● **Data rows**:

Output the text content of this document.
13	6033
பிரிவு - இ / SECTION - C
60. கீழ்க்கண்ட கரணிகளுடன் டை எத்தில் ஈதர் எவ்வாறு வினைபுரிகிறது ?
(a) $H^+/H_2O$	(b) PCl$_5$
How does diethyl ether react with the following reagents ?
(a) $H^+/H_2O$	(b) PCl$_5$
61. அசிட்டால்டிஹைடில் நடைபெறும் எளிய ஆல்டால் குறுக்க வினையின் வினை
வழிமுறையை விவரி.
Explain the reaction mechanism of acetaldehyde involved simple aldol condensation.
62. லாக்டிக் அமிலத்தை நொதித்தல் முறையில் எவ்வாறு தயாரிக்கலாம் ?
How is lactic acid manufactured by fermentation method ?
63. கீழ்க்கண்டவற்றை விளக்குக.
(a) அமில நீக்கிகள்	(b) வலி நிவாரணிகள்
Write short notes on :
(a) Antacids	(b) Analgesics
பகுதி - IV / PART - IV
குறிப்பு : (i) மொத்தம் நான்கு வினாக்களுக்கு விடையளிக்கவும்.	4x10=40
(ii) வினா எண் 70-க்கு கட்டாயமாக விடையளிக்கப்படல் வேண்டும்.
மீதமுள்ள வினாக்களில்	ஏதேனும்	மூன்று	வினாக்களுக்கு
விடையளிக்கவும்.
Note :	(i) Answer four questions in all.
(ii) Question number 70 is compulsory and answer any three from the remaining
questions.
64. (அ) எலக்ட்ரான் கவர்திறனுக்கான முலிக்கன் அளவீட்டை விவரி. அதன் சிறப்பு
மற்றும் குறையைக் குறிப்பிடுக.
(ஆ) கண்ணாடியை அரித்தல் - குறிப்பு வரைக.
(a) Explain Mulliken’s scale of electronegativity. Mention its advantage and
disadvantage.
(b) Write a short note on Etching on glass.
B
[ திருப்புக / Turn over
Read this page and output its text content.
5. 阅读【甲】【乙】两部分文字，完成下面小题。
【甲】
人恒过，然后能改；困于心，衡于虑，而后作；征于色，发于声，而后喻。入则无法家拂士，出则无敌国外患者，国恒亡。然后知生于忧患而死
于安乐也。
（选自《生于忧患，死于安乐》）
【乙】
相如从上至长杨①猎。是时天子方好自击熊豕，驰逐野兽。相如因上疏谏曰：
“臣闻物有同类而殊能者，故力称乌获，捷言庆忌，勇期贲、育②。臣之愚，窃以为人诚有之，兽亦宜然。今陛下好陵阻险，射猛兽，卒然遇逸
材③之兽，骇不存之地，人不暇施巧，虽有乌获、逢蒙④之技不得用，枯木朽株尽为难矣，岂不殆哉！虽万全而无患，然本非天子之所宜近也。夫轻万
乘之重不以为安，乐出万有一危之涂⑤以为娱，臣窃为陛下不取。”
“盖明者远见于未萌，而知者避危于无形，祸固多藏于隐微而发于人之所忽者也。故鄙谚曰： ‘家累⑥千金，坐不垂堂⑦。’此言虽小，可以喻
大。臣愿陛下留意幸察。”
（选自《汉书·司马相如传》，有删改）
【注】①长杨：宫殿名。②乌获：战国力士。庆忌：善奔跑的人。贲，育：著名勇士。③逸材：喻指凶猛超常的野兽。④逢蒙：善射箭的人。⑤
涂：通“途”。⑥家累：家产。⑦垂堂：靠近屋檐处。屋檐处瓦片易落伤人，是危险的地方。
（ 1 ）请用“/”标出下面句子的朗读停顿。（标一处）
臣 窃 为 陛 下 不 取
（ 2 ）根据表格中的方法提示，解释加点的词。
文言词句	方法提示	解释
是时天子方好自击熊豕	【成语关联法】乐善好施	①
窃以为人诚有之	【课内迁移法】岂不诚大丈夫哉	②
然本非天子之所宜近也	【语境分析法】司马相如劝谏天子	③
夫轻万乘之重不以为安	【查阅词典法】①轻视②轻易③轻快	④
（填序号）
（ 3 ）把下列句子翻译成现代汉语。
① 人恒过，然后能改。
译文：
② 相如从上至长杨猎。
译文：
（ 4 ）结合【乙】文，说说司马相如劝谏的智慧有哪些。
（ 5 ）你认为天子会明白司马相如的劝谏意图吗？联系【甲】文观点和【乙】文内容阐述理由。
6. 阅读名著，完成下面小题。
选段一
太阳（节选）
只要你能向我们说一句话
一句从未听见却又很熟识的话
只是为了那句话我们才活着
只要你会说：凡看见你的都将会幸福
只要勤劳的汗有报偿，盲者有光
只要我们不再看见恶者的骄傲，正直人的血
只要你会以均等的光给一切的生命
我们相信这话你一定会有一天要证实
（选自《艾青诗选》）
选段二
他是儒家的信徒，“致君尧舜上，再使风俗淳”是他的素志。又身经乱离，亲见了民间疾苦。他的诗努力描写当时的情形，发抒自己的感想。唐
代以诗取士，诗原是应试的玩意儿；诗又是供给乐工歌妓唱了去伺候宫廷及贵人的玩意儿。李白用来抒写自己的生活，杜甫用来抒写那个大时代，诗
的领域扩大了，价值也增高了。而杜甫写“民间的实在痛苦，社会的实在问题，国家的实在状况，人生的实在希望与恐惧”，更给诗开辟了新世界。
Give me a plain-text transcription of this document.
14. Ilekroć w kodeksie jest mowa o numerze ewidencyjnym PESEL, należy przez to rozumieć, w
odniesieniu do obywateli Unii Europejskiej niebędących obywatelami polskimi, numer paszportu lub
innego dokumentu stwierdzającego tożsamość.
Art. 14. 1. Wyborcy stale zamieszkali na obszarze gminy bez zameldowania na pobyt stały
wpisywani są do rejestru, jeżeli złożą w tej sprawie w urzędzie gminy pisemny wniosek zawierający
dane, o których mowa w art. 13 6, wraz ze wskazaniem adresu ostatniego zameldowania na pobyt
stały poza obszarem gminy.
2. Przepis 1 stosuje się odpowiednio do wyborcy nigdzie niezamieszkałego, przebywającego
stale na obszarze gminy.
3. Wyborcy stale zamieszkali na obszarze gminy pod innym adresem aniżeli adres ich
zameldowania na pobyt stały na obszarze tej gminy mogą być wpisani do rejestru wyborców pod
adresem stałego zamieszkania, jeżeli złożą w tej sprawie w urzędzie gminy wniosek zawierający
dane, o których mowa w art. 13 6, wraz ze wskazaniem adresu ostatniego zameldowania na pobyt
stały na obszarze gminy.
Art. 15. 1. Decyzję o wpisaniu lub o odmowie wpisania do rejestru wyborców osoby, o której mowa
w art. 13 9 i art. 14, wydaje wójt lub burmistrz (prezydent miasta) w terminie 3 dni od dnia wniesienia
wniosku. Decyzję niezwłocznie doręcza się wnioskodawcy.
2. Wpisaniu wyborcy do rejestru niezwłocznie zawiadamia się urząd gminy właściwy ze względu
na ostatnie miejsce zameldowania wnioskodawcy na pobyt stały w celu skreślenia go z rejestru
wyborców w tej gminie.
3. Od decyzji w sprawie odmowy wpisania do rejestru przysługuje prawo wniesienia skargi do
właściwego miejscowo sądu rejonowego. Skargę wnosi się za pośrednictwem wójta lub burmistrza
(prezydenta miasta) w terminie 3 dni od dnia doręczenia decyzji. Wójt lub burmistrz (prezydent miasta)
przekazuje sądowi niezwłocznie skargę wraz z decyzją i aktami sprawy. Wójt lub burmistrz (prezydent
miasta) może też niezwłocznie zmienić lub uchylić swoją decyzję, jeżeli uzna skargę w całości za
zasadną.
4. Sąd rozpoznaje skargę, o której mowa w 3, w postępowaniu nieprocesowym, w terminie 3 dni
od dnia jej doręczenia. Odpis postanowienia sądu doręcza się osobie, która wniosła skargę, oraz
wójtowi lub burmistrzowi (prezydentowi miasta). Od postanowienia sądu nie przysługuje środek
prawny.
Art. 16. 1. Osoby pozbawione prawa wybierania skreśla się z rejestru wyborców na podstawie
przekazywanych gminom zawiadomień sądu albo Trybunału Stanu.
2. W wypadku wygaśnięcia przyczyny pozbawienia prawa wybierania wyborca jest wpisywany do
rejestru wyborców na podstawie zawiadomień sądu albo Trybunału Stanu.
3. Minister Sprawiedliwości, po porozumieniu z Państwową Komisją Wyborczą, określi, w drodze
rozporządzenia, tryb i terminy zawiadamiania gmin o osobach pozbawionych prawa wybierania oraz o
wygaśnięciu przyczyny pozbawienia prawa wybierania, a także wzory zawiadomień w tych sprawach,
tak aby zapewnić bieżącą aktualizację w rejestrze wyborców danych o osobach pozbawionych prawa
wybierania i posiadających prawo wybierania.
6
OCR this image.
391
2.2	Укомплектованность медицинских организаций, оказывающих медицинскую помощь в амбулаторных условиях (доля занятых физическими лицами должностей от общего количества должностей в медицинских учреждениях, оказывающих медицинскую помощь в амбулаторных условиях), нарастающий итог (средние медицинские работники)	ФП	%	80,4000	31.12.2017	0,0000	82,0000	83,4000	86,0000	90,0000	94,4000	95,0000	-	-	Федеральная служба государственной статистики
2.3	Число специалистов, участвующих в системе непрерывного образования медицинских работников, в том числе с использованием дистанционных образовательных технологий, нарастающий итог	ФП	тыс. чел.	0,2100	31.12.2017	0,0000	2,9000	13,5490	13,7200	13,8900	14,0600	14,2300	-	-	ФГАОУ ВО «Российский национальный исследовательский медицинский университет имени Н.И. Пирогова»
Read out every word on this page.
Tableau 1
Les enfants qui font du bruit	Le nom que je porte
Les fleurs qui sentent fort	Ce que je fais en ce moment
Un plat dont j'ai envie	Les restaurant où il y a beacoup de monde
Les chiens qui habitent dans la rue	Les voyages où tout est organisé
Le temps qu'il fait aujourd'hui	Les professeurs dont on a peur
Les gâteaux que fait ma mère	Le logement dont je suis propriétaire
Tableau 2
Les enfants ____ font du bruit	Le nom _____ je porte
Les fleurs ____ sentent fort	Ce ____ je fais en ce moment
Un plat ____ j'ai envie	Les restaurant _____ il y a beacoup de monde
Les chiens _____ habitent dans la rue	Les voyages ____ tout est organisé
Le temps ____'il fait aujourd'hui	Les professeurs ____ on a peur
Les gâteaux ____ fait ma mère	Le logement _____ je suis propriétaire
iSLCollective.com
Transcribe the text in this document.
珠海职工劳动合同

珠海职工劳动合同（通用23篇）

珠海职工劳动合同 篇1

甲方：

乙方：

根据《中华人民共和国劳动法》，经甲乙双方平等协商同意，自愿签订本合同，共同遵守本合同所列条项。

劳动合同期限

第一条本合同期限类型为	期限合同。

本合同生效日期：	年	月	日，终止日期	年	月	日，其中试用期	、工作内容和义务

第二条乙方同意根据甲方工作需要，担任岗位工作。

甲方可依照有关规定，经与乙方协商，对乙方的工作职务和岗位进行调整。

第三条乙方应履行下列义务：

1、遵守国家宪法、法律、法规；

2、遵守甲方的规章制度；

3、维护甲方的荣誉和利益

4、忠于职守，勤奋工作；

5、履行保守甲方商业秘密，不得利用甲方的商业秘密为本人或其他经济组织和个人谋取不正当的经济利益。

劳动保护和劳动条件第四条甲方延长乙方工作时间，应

● **Work required**:
Only lines with "której" are wanted here; list each of them.

● **Output for this exercise**:
Art. 15. 1. Decyzję o wpisaniu lub o odmowie wpisania do rejestru wyborców osoby, o której mowa
4. Sąd rozpoznaje skargę, o której mowa w 3, w postępowaniu nieprocesowym, w terminie 3 dni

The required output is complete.